* _Records for this exercise_
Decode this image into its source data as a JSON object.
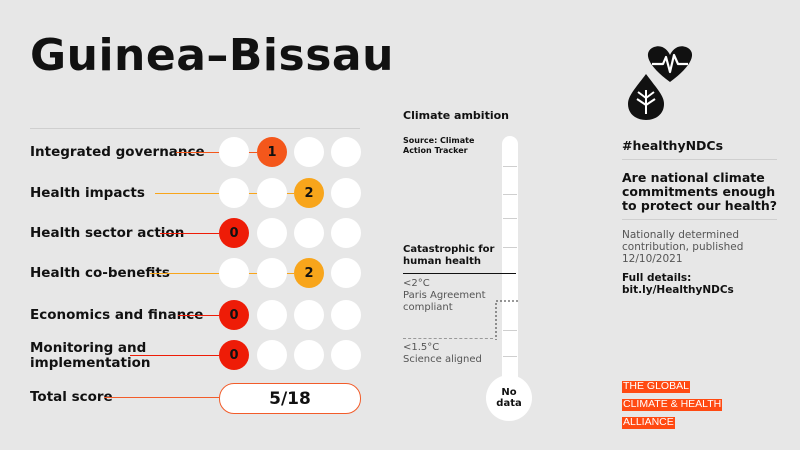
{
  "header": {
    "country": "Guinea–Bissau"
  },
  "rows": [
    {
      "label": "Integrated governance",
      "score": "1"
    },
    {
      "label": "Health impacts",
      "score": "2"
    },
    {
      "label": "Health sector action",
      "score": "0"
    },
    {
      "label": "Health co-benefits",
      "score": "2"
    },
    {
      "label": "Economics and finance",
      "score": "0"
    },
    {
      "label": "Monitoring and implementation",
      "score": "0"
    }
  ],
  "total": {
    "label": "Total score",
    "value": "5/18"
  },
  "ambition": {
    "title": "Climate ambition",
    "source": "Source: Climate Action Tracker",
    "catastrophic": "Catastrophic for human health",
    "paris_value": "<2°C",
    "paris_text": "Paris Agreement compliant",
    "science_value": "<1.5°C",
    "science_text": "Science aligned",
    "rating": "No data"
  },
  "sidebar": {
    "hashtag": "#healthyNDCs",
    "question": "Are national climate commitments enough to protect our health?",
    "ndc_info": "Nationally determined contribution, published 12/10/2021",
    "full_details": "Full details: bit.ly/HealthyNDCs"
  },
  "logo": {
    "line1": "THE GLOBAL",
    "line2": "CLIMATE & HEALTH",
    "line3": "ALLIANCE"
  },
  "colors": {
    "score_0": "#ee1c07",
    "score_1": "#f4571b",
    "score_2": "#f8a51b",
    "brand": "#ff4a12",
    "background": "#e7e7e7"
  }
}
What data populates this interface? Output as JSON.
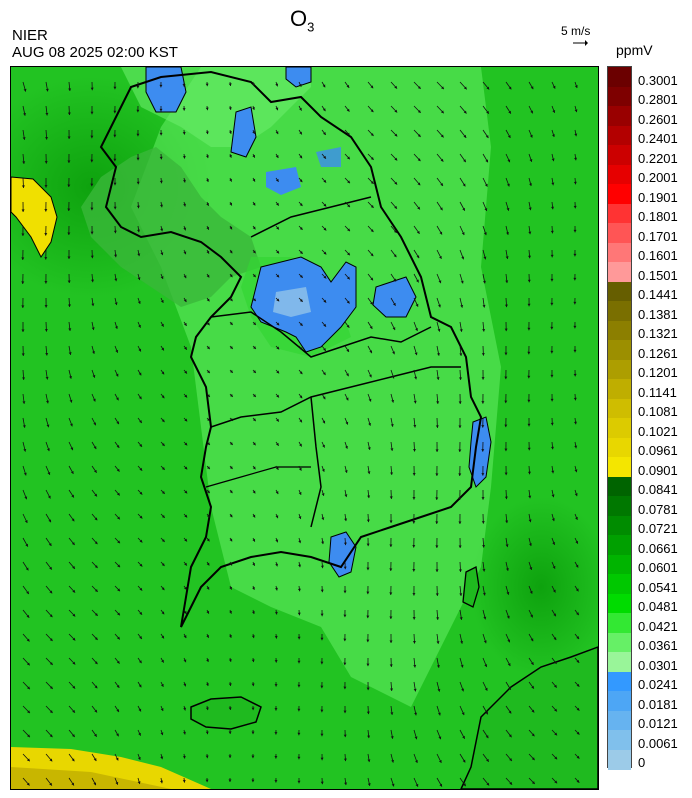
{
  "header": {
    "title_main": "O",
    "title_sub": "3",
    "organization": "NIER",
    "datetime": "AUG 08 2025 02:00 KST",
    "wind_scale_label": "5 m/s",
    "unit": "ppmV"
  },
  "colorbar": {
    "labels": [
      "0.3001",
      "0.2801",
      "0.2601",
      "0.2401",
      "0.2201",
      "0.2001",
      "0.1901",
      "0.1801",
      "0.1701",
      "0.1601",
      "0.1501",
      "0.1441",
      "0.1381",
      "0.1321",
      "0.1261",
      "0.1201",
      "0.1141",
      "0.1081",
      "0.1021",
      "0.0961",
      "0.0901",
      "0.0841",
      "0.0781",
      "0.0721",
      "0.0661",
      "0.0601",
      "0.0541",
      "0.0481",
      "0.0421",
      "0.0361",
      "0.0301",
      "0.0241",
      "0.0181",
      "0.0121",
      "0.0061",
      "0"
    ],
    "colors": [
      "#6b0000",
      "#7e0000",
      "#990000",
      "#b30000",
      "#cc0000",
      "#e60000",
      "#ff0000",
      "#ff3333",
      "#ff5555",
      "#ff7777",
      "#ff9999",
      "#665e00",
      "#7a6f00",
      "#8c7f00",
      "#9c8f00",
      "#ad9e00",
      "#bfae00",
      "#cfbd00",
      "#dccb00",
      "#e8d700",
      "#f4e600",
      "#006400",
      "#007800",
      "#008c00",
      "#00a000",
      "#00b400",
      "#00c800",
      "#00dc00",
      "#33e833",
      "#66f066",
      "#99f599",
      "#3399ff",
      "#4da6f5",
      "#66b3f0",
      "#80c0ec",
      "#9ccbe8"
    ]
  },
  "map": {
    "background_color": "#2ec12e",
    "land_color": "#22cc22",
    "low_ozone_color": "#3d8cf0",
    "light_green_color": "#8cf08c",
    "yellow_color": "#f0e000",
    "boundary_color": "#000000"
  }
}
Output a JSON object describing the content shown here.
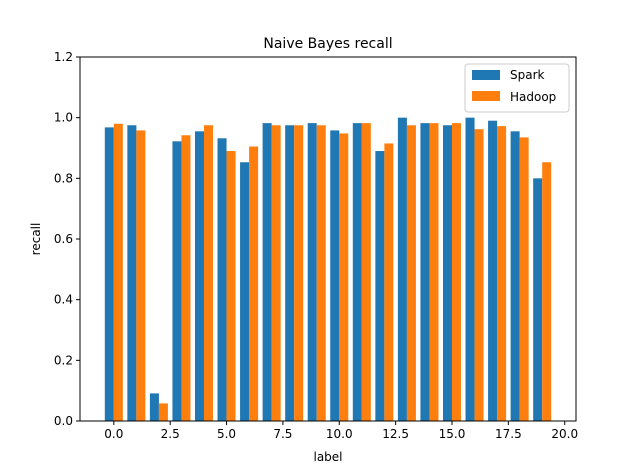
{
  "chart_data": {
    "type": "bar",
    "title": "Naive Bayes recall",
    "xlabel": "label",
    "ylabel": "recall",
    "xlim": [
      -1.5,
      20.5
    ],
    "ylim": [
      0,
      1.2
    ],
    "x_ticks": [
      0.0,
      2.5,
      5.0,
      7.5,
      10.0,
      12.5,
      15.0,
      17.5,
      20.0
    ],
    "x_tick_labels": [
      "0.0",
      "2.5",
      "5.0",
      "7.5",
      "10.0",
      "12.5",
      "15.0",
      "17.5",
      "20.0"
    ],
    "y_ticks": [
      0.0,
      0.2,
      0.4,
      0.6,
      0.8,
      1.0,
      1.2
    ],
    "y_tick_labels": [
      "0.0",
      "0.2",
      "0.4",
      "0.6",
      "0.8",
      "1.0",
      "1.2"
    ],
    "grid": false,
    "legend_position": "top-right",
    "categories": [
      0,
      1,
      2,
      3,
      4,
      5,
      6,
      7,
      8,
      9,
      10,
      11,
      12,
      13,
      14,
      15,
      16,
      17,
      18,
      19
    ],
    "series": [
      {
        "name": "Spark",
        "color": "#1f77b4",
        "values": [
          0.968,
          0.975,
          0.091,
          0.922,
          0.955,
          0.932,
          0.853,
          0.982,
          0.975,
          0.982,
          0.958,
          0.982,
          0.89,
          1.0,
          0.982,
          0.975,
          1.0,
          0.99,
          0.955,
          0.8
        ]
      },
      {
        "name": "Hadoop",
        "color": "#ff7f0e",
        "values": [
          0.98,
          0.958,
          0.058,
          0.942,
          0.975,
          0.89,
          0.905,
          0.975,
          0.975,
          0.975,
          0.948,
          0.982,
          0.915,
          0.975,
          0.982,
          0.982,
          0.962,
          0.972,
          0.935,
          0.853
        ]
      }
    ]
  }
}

* _What is being asked_
Pull every line containing "object" from the data.

* _Complete answer_
Decode this image into its source data as a JSON object.
Output a JSON object describing the content shown here.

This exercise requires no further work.